» Aufgaben:
[1] Aktualisiere in den Datenzeilen den Abschnitt, der mit der Zeile mit „x-tick-label: 250 — [541, 435, 560, 446]“ beginnt und mit der Zeile mit „x-tick-label: 150 — [362, 435, 381, 446]“ endet. Ersetze darin „y-tick-label“ durch „y-label“, lass alles andere unverändert und gib nur diesen Abschnitt aus.
[2] Schreib den Bericht über den Minenarbeiter Pierre Solo in Kongo weiter, und zwar im Anschluss an den letzten Satz.

═══ Quelle

Kongo: Minenarbeiter Pierre Solo Tshinguz lebt gefährlich

Kobalt, Dreck & Durst

Ralph Hug

Pierre Solo arbeitet in einer Mine von Glencore in der Demokratischen Republik Kongo. Und er ist ein aktiver Gewerkschafter. Beides ist ziemlich riskant.

UNERSCHROCKEN: Gewerkschafter Pierre Solo Tshinguz fordert von Glencore in Zug, dass der Multi die Rechte der Minenarbeiter nicht mit Füssen trete. (Foto: Jasmin Frei)

Wenn Pierre Solo spricht, tut er es unaufgeregt und sachlich. Es klingt nicht nach Anklage. Doch es ist eine. Und sogar eine grosse. Multis wie der Schweizer Minenkonzern Glencore beuten den Rohstoffreichtum in Kongo gnadenlos aus. Und machen ­dabei Milliardenprofite. Die 80 Millionen Einheimischen profitieren wenig. Das zentralafrikanische Land rangiert auf dem UN-Index der menschlichen Entwicklung auf den letzten Plätzen. Die Erblast drückt schwer: zuerst war Kongo eine belgischen Kolonie, dann herrschte die Diktatur des Potentaten Mobutu, der vor zwanzig Jahren gestürzt wurde. Und anschliessend kamen die Rebellenkriege.

══════
═══ Datensatz

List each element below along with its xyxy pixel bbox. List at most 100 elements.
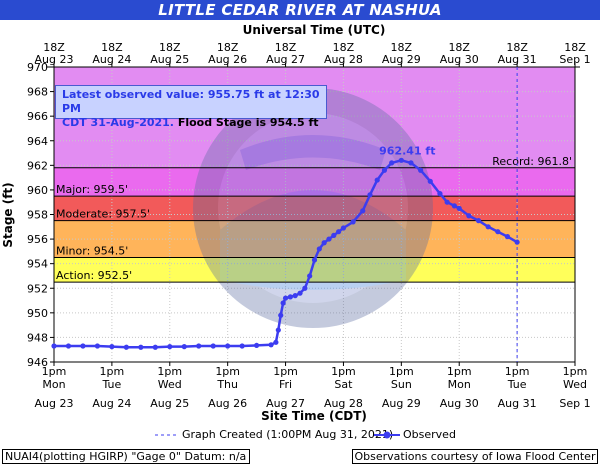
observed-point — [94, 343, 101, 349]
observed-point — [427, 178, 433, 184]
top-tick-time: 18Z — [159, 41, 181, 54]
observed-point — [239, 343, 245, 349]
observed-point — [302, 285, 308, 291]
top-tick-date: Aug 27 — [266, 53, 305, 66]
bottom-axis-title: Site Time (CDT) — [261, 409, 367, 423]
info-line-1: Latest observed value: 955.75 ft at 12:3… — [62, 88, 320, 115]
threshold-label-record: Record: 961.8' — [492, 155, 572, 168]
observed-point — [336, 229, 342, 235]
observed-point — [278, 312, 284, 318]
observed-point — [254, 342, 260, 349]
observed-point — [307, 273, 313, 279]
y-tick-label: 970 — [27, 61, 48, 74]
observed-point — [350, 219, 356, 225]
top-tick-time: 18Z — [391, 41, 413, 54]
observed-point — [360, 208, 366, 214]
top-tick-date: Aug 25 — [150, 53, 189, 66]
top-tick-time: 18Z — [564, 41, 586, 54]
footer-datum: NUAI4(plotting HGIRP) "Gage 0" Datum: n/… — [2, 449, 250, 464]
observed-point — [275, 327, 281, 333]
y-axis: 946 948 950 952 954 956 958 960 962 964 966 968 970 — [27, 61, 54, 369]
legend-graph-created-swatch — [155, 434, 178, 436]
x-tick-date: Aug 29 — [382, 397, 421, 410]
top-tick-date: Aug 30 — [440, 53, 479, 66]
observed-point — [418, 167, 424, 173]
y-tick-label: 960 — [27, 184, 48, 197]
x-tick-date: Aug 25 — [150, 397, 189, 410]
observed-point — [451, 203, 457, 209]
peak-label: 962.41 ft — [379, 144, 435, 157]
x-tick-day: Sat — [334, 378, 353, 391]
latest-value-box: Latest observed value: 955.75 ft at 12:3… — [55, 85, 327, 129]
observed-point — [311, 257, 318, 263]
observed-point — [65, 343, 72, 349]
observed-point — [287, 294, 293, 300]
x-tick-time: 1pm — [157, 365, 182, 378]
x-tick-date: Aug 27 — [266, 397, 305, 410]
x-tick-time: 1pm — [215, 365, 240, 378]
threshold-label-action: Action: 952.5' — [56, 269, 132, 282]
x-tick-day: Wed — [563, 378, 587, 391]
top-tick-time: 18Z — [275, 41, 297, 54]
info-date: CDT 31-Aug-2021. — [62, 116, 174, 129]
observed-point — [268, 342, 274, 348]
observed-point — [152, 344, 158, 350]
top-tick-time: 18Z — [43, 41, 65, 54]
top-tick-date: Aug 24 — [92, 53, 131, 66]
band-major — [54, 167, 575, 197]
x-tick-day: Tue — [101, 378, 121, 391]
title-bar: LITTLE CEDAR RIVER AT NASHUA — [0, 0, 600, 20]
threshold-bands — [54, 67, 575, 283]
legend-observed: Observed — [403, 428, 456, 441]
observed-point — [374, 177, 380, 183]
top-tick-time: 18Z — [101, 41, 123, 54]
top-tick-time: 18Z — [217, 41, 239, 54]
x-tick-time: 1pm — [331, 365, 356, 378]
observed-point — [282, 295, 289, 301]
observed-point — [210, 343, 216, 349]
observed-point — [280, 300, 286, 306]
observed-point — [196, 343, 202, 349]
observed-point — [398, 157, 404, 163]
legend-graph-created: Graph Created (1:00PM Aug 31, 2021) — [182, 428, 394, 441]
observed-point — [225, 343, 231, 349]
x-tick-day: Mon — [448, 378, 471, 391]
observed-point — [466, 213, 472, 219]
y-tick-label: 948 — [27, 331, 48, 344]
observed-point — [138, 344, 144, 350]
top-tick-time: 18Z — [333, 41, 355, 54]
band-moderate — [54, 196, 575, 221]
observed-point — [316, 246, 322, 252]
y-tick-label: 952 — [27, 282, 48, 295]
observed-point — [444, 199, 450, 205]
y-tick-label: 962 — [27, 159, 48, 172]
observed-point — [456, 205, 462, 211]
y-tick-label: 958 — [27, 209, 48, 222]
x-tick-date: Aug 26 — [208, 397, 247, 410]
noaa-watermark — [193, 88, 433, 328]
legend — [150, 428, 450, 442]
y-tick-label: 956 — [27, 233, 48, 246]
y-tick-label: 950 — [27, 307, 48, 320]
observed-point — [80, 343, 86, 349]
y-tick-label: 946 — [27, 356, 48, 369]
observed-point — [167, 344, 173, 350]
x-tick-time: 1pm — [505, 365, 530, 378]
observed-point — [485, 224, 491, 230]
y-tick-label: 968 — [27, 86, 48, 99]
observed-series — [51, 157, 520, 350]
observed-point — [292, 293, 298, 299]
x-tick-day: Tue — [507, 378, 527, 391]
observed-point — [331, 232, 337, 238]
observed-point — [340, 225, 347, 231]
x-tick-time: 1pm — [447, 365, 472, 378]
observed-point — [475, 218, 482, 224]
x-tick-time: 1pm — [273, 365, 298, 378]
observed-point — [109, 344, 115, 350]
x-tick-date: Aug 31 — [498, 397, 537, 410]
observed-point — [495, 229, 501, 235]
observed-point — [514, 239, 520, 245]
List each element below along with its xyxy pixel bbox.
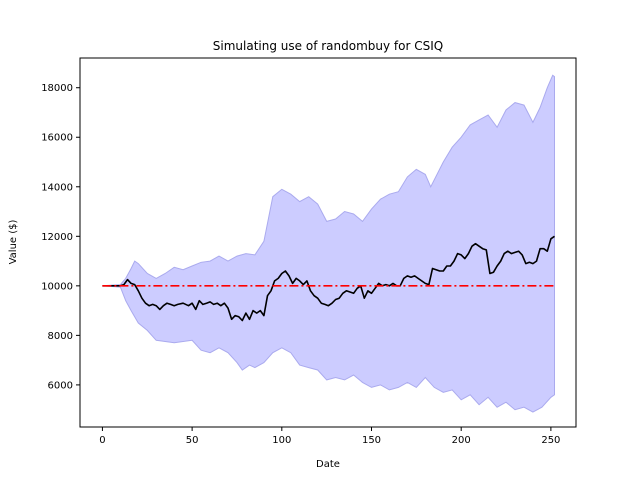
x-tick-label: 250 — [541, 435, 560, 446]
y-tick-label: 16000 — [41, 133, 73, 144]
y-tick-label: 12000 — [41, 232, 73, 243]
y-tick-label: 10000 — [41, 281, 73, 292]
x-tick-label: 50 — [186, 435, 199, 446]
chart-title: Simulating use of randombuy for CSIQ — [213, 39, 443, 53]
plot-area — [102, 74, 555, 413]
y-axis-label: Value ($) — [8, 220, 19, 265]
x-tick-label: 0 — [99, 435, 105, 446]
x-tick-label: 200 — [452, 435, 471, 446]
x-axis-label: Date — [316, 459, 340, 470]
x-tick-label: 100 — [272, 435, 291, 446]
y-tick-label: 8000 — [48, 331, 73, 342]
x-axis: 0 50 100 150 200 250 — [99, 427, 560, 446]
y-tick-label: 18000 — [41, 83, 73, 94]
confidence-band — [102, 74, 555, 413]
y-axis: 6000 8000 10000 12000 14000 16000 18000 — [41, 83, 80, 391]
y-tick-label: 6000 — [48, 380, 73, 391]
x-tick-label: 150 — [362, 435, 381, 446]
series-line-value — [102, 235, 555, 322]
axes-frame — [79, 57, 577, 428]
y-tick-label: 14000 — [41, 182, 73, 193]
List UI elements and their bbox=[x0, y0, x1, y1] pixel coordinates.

══════
═══ Datensatz

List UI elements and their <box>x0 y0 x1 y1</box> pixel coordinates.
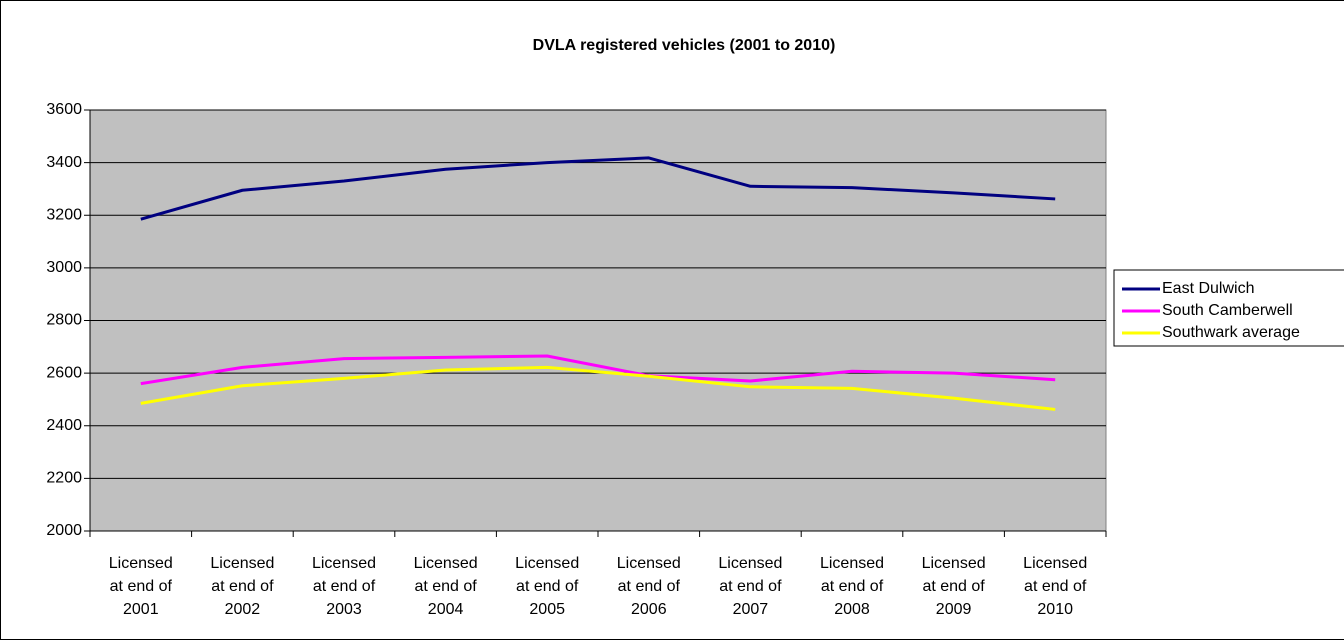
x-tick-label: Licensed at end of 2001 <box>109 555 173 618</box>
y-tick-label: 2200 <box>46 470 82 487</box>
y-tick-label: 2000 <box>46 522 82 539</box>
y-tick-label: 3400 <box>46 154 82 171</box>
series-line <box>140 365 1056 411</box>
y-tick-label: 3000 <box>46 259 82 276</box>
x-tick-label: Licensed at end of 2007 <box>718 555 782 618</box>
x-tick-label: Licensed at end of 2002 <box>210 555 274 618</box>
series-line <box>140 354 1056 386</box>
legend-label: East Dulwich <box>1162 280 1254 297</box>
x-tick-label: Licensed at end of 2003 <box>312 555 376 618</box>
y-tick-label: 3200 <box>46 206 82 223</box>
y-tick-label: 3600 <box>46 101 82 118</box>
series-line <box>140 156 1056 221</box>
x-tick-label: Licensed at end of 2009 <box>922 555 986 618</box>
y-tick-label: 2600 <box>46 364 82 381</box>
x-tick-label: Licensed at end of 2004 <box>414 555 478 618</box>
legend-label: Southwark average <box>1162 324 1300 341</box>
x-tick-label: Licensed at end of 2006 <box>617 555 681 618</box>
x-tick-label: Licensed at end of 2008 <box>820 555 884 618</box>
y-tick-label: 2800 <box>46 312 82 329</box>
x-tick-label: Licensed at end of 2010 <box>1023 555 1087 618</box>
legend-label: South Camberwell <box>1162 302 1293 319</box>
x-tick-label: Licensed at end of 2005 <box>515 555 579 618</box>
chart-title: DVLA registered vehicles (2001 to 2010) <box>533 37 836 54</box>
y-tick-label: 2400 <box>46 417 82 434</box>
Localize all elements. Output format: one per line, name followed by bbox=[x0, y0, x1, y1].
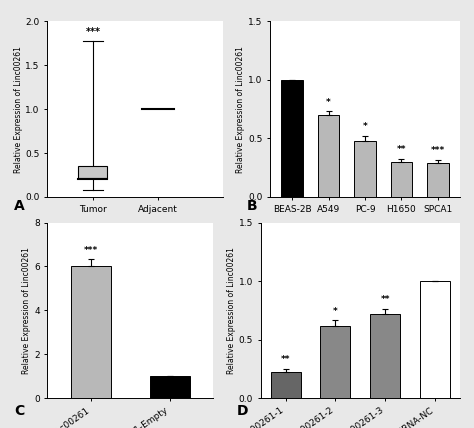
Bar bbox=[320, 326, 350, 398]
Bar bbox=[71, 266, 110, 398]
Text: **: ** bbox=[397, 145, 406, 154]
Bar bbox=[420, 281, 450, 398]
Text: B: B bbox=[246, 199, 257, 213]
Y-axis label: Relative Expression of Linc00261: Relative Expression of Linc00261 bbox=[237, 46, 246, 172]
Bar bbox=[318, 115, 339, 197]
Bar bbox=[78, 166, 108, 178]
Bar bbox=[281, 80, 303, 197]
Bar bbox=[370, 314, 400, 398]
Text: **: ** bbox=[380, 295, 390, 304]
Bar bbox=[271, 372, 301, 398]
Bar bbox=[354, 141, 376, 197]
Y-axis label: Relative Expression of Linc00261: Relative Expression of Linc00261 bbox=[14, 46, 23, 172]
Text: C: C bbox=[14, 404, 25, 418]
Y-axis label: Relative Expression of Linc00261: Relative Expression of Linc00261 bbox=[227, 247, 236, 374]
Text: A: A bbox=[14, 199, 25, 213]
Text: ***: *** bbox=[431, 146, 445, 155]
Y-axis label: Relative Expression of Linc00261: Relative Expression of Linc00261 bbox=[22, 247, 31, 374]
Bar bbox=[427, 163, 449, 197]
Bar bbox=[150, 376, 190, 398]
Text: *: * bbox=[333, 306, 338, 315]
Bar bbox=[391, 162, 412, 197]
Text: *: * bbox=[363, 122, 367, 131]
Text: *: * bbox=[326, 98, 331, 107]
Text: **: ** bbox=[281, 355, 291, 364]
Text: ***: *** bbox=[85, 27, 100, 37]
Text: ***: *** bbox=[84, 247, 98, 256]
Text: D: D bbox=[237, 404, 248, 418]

══════

» Lösungen:
[1]
x-tick-label: 250 — [541, 435, 560, 446]
y-label: 16000 — [41, 133, 73, 144]
y-label: 12000 — [41, 232, 73, 243]
y-label: 10000 — [41, 281, 73, 292]
x-tick-label: 50 — [186, 435, 199, 446]
chart-title: Simulating use of randombuy for CSIQ — [213, 39, 443, 53]
plot-area — [102, 74, 555, 413]
y-axis-label: Value ($) — [8, 220, 19, 265]
x-tick-label: 0 — [99, 435, 105, 446]
x-tick-label: 200 — [452, 435, 471, 446]
x-axis-label: Date — [316, 459, 340, 470]
x-tick-label: 100 — [272, 435, 291, 446]
y-label: 8000 — [48, 331, 73, 342]
x-axis: 0 50 100 150 200 250 — [99, 427, 560, 446]
y-label: 18000 — [41, 83, 73, 94]
confidence-band — [102, 74, 555, 413]
y-axis: 6000 8000 10000 12000 14000 16000 18000 — [41, 83, 80, 391]
y-label: 6000 — [48, 380, 73, 391]
x-tick-label: 150 — [362, 435, 381, 446]

[2]
GIFTIGE GASE UND VIEL CHEMIE

Pierre Solo ist Minenarbeiter bei Glencore. Als Qualitätskontrolleur ist er zwar einiges besser bezahlt als andere. In seinem Vertrag steht ein garantierter Lohn von umgerechnet 840 Franken im Monat. Hin und wieder bringt er es mit Mehrarbeit auf 1000 Franken. Solo kann sich deshalb für seine Familie mit den zwei Kindern auch ein Häuschen in der Stadt Kolwezi im Süden des Landes leisten. Dafür muss er monatlich 300 Franken auf den Tisch legen. Das könnten sich andere Arbeiter in der Mine nicht leisten, sie erhalten nur gerade 280 Franken.

Morgens um 4.30 Uhr muss Solo aus den Federn. Der Glencore-Bus bringt ihn und viele andere Arbeiter in die 42 Kilometer entfernte Mine. Die Tagschicht beginnt um 7 Uhr und dauert zwölf Stunden. Mittags ist eine Stunde Pause. Viele Arbeiter nehmen das Essen an Ort und Stelle ein, unter unhygienischen Verhältnissen bei Dreck und Staub.

«Wir können nicht weg, wir sind
gefangen.»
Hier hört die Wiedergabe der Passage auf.